- PROBLEM TO SOLVE -
Copy each line that contains the word "level".

****************

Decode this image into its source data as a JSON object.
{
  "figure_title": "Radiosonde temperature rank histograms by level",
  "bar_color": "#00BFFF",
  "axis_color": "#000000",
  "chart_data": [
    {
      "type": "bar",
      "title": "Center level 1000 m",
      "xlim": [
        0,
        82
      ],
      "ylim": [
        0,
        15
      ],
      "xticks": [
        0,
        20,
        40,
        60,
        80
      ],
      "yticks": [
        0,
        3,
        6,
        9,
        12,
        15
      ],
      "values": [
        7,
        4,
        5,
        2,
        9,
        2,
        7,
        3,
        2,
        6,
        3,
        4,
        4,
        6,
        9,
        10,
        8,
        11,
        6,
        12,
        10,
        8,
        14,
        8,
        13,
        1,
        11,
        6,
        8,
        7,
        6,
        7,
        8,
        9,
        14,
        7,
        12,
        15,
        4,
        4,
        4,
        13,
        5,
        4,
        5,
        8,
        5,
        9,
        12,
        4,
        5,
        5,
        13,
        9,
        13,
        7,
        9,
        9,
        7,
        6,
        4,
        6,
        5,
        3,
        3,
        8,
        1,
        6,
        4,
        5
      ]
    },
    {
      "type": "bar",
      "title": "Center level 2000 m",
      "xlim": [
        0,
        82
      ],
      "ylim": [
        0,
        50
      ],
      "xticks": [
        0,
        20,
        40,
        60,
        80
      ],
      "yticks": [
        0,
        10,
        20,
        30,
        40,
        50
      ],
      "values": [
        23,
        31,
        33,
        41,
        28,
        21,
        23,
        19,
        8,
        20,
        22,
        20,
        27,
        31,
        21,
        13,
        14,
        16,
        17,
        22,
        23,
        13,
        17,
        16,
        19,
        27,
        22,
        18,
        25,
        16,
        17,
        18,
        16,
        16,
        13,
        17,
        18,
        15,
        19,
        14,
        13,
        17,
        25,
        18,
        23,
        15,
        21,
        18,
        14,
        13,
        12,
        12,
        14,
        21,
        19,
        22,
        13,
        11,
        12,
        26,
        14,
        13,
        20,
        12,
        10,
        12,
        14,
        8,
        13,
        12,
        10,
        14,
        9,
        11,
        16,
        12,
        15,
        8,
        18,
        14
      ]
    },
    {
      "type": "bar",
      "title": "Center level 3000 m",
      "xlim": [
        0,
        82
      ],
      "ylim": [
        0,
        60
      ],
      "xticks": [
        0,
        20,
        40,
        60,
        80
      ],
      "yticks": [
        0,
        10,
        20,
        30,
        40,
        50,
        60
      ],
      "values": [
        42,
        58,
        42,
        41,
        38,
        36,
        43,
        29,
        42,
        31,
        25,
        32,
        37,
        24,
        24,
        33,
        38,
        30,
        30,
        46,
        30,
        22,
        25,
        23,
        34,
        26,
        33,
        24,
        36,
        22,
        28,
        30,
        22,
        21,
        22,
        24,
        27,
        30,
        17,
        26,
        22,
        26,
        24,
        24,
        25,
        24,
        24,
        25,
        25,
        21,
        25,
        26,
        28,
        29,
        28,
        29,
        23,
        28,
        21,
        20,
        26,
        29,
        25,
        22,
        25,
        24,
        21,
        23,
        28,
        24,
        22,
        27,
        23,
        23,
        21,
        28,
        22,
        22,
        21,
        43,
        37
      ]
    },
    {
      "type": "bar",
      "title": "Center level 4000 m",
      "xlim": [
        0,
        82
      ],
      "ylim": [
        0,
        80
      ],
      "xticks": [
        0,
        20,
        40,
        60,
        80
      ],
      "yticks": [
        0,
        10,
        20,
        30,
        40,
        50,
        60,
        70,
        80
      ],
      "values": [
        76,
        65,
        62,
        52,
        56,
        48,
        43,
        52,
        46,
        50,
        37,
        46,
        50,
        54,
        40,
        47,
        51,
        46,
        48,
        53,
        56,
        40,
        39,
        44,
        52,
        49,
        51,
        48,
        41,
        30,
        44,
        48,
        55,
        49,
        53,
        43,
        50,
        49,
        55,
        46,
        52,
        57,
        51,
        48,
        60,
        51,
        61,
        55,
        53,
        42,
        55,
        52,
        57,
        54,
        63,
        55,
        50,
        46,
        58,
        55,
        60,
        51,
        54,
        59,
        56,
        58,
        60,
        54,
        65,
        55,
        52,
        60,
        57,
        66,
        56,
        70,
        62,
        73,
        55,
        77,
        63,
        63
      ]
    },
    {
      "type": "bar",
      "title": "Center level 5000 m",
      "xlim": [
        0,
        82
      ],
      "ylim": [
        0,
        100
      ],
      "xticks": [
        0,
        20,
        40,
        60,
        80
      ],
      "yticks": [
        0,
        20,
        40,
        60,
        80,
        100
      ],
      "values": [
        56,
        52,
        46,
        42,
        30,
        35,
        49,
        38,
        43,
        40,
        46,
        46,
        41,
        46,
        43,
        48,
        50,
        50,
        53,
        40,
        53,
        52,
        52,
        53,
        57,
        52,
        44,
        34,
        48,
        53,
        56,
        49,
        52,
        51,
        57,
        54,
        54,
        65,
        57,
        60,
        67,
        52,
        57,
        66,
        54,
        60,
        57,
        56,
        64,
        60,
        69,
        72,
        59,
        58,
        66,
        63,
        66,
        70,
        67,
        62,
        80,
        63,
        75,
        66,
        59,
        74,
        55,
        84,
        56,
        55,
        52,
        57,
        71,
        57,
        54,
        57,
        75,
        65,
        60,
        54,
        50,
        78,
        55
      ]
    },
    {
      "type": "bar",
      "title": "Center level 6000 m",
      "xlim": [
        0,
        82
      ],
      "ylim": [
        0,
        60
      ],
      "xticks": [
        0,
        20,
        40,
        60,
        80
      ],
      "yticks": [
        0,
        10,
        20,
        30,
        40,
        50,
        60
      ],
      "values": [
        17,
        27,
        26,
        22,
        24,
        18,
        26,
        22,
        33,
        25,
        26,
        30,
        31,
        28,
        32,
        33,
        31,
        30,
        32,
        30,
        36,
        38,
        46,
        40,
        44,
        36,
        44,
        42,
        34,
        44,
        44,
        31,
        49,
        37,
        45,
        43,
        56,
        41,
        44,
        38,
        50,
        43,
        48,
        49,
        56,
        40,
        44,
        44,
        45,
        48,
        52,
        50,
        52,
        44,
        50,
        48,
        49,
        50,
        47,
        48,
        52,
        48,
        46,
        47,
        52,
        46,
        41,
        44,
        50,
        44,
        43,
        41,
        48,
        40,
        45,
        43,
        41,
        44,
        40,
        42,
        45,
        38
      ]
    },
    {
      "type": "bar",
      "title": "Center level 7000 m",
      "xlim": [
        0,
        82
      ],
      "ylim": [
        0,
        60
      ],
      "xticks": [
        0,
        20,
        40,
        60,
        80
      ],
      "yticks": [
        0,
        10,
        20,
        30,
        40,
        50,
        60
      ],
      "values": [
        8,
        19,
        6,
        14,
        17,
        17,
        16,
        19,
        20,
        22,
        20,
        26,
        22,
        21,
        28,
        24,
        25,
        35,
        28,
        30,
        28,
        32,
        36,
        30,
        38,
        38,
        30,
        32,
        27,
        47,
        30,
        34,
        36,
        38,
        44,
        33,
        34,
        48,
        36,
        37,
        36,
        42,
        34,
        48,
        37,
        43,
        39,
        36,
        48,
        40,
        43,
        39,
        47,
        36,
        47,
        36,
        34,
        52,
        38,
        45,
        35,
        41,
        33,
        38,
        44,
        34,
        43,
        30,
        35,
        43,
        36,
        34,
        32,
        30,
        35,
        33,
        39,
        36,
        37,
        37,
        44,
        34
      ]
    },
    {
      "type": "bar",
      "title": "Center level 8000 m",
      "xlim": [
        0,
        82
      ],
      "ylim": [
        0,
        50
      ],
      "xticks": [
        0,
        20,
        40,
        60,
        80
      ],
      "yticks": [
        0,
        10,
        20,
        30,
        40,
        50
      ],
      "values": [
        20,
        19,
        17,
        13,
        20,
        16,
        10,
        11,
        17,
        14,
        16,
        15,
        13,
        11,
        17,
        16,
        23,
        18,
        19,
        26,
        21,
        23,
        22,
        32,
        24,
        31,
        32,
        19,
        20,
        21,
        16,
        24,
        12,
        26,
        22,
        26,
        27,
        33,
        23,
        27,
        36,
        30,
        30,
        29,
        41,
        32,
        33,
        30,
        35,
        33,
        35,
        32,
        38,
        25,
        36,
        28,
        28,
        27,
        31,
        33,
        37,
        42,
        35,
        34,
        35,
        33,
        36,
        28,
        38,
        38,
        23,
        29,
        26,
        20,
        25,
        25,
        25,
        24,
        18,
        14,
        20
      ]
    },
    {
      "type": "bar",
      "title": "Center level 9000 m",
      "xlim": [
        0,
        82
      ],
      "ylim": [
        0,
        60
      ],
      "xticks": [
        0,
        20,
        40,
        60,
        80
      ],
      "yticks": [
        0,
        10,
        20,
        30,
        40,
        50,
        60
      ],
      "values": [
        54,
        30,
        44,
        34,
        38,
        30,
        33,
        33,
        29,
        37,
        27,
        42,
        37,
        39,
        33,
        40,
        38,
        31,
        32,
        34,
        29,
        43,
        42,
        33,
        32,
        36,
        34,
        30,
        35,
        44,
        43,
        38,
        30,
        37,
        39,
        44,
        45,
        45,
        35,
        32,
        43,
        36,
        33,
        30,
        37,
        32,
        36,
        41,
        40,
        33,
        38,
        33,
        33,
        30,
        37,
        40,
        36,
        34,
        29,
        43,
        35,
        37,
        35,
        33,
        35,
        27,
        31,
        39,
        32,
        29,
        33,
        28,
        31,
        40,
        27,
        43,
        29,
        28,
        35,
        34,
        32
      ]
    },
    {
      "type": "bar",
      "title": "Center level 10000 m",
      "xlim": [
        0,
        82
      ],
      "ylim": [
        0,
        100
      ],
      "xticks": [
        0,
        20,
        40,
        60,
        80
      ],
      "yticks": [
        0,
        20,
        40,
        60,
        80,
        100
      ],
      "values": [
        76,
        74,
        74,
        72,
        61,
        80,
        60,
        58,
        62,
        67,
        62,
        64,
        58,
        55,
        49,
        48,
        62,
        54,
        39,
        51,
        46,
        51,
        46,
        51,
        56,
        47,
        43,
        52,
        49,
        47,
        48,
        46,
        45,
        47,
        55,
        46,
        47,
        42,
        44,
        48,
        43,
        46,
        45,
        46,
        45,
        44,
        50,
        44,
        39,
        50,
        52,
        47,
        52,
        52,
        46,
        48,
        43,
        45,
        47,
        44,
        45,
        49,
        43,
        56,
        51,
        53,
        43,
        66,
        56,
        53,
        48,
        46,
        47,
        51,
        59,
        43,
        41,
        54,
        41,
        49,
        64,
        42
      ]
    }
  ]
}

****************

- ANSWER BELOW -
  "figure_title": "Radiosonde temperature rank histograms by level",
      "title": "Center level 1000 m",
      "title": "Center level 2000 m",
      "title": "Center level 3000 m",
      "title": "Center level 4000 m",
      "title": "Center level 5000 m",
      "title": "Center level 6000 m",
      "title": "Center level 7000 m",
      "title": "Center level 8000 m",
      "title": "Center level 9000 m",
      "title": "Center level 10000 m",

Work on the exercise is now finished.